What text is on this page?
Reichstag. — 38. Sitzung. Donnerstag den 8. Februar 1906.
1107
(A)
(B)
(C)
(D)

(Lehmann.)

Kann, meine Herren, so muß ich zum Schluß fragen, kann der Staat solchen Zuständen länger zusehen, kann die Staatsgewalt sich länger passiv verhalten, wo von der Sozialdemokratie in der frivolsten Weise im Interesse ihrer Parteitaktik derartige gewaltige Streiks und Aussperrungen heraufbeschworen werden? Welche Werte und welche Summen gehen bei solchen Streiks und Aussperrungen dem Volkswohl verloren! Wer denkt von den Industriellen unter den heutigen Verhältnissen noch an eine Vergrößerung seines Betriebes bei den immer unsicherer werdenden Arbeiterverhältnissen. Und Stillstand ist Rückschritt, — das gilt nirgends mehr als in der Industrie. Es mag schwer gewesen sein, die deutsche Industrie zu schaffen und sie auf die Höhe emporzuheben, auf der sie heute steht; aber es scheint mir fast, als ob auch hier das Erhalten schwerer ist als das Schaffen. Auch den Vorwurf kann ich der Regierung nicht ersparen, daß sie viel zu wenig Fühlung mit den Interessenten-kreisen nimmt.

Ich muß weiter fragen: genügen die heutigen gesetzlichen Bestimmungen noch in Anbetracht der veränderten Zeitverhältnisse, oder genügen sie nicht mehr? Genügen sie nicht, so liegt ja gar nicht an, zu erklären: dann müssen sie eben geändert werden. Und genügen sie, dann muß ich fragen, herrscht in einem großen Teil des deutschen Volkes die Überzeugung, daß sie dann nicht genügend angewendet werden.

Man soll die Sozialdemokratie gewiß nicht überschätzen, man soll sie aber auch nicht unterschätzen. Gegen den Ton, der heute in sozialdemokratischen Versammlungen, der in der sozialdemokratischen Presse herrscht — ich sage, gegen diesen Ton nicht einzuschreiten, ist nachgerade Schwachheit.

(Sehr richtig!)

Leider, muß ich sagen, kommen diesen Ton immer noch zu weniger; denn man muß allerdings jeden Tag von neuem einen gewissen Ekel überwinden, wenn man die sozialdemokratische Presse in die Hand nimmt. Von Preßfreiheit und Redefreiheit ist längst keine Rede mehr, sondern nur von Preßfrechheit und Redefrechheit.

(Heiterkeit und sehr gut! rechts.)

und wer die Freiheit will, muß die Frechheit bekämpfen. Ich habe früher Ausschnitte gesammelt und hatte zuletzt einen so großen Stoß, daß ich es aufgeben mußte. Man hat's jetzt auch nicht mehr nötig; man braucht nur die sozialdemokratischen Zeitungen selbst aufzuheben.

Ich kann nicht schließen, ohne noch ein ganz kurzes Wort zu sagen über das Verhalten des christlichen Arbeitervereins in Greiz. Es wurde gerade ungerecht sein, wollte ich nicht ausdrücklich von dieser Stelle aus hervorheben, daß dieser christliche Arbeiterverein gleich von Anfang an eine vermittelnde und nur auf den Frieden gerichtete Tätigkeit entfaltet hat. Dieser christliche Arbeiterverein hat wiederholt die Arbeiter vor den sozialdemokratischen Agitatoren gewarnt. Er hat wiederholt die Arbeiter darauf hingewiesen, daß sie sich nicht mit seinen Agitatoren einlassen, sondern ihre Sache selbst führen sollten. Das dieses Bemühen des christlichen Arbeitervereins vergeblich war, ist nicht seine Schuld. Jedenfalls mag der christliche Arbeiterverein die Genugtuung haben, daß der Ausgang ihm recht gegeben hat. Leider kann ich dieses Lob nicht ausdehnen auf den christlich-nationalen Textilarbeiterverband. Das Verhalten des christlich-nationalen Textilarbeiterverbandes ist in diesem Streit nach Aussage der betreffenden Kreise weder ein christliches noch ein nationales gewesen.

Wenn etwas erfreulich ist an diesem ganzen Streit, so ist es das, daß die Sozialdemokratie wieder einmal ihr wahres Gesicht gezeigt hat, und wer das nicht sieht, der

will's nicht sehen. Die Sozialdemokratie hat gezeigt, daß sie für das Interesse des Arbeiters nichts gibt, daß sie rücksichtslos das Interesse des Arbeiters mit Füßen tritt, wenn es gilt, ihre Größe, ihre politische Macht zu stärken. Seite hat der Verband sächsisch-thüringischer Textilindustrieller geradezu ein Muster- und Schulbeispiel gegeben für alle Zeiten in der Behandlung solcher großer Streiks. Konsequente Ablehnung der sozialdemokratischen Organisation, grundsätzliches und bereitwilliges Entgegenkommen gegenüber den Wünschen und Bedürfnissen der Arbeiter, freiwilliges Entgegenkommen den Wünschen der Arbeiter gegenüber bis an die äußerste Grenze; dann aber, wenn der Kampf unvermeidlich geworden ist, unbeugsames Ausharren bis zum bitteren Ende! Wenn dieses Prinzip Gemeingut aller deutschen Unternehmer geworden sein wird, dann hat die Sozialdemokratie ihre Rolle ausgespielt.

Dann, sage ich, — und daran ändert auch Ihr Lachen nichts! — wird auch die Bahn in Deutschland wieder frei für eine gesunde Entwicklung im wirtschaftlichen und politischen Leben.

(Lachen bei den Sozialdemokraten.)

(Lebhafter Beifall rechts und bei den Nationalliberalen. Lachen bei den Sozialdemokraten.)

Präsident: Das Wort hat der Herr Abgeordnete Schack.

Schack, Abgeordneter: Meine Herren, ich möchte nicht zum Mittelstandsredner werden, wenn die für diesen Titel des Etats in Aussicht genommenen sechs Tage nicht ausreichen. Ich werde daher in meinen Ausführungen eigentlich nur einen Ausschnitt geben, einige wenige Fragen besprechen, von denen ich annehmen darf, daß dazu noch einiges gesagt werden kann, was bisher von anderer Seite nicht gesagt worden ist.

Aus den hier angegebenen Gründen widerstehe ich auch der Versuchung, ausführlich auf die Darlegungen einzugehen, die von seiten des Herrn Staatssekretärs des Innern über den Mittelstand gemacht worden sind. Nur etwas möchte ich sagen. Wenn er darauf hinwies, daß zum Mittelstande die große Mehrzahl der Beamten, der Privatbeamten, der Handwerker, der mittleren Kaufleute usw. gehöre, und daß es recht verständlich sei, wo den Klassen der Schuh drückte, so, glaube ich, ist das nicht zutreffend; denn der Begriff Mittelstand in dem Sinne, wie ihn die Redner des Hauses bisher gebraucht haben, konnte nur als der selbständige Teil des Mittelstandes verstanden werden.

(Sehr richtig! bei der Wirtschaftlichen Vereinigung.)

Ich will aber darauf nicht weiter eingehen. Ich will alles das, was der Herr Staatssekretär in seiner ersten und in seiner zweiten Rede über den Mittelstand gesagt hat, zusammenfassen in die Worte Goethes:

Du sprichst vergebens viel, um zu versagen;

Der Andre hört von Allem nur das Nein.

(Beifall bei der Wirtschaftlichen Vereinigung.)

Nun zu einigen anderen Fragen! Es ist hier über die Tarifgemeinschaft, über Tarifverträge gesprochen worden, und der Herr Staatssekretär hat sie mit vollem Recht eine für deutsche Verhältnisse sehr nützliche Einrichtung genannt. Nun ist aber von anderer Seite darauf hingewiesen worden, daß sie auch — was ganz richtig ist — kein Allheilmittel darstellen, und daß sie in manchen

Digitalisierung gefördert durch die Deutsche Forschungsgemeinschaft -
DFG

------------------------------

YOUR ASSIGNMENT: Tally the lines of the material above that contain the word "gesagt" and report the total alone.

RESULT BELOW: 2